§ Problem details
Pick out and copy every line below that has the word "text".
::::::::::
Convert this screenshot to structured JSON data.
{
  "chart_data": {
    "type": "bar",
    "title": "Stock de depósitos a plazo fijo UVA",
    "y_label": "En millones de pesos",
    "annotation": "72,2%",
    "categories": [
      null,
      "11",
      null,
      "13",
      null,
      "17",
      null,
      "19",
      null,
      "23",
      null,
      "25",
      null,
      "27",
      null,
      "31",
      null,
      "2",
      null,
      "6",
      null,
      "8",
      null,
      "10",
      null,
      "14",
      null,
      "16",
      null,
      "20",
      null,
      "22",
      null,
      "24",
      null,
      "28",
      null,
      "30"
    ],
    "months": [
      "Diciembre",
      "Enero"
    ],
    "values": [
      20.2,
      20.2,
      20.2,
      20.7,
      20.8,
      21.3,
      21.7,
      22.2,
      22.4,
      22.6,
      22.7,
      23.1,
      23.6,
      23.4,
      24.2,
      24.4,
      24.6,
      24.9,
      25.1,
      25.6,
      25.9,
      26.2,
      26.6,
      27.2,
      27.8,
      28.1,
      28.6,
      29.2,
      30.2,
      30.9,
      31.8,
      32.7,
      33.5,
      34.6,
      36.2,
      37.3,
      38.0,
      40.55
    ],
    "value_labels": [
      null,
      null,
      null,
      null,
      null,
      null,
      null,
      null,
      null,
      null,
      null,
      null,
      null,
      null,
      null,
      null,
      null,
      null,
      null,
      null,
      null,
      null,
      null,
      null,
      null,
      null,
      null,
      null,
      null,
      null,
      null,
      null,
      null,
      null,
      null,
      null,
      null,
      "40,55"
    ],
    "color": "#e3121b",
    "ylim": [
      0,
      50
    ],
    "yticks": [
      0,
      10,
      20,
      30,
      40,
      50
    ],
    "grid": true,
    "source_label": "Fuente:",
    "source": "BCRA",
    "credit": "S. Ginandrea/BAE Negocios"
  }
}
::::::::::
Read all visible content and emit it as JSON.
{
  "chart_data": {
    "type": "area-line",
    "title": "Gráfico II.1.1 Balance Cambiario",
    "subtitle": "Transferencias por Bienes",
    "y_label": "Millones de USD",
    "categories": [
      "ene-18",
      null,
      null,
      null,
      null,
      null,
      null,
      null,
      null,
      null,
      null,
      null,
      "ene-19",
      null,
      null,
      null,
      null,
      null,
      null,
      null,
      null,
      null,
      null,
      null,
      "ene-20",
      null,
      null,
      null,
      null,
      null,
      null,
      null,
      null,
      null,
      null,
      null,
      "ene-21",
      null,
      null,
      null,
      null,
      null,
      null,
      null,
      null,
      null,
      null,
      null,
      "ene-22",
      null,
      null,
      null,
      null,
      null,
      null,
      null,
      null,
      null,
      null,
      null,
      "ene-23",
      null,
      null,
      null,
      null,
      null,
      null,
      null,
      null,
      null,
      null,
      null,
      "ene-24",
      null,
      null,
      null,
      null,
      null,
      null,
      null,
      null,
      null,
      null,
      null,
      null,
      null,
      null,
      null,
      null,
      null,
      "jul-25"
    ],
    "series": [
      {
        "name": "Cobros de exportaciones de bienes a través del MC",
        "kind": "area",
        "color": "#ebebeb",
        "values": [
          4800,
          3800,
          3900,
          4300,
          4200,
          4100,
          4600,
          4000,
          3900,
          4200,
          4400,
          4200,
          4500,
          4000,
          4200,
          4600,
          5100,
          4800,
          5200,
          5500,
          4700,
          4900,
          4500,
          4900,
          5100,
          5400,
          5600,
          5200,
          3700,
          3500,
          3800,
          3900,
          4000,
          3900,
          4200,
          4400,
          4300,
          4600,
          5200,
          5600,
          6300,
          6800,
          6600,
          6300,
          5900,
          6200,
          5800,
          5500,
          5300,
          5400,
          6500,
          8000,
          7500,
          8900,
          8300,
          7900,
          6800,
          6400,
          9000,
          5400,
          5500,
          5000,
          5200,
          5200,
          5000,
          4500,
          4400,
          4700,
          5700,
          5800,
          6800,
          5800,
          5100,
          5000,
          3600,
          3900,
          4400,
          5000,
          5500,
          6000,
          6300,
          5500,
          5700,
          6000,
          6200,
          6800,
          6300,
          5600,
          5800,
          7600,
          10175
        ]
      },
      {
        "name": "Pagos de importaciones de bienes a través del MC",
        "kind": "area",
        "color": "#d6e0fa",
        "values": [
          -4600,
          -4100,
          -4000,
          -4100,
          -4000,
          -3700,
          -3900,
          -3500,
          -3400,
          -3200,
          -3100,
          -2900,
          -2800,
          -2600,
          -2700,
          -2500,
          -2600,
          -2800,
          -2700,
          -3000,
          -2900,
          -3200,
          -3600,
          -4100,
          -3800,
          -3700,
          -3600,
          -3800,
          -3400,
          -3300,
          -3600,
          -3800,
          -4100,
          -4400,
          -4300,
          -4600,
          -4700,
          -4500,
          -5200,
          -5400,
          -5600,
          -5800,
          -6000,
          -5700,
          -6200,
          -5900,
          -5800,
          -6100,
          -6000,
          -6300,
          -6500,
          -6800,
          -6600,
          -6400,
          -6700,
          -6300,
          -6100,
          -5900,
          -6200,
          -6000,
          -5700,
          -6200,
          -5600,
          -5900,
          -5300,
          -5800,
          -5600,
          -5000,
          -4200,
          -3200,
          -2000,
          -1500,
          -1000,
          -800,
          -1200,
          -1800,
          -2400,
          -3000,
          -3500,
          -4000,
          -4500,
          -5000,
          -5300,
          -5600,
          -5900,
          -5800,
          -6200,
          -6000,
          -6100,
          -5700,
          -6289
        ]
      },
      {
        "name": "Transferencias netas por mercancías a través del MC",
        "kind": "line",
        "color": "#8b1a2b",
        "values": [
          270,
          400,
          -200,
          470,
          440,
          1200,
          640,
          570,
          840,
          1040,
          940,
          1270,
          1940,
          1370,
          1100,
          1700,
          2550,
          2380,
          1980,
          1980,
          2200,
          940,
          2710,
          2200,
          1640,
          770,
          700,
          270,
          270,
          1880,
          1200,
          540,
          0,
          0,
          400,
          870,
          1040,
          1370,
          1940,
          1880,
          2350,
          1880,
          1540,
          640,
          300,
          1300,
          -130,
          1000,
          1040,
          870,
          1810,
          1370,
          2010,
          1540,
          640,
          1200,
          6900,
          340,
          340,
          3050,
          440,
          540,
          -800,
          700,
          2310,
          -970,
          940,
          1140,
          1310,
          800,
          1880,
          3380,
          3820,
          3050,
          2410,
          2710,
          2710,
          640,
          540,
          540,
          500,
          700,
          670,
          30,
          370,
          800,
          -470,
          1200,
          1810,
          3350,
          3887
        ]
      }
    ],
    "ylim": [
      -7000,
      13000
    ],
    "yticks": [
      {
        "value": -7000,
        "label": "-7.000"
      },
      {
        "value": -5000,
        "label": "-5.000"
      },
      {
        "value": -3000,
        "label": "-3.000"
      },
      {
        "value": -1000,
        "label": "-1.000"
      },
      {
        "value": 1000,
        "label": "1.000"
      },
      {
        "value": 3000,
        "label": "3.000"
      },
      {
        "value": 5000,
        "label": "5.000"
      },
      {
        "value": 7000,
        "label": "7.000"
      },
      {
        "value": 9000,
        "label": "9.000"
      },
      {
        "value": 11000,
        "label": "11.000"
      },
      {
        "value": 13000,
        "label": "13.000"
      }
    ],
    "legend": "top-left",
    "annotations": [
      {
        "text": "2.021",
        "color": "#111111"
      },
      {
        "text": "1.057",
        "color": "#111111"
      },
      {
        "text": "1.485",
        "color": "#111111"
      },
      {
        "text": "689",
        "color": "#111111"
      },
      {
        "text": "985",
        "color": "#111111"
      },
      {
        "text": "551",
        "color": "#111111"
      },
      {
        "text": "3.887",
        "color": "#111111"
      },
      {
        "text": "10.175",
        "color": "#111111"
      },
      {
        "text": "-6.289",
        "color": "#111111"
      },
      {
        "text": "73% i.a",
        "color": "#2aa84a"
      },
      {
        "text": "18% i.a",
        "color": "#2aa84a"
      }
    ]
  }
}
::::::::::
§ Full output
        "text": "2.021",
        "text": "1.057",
        "text": "1.485",
        "text": "689",
        "text": "985",
        "text": "551",
        "text": "3.887",
        "text": "10.175",
        "text": "-6.289",
        "text": "73% i.a",
        "text": "18% i.a",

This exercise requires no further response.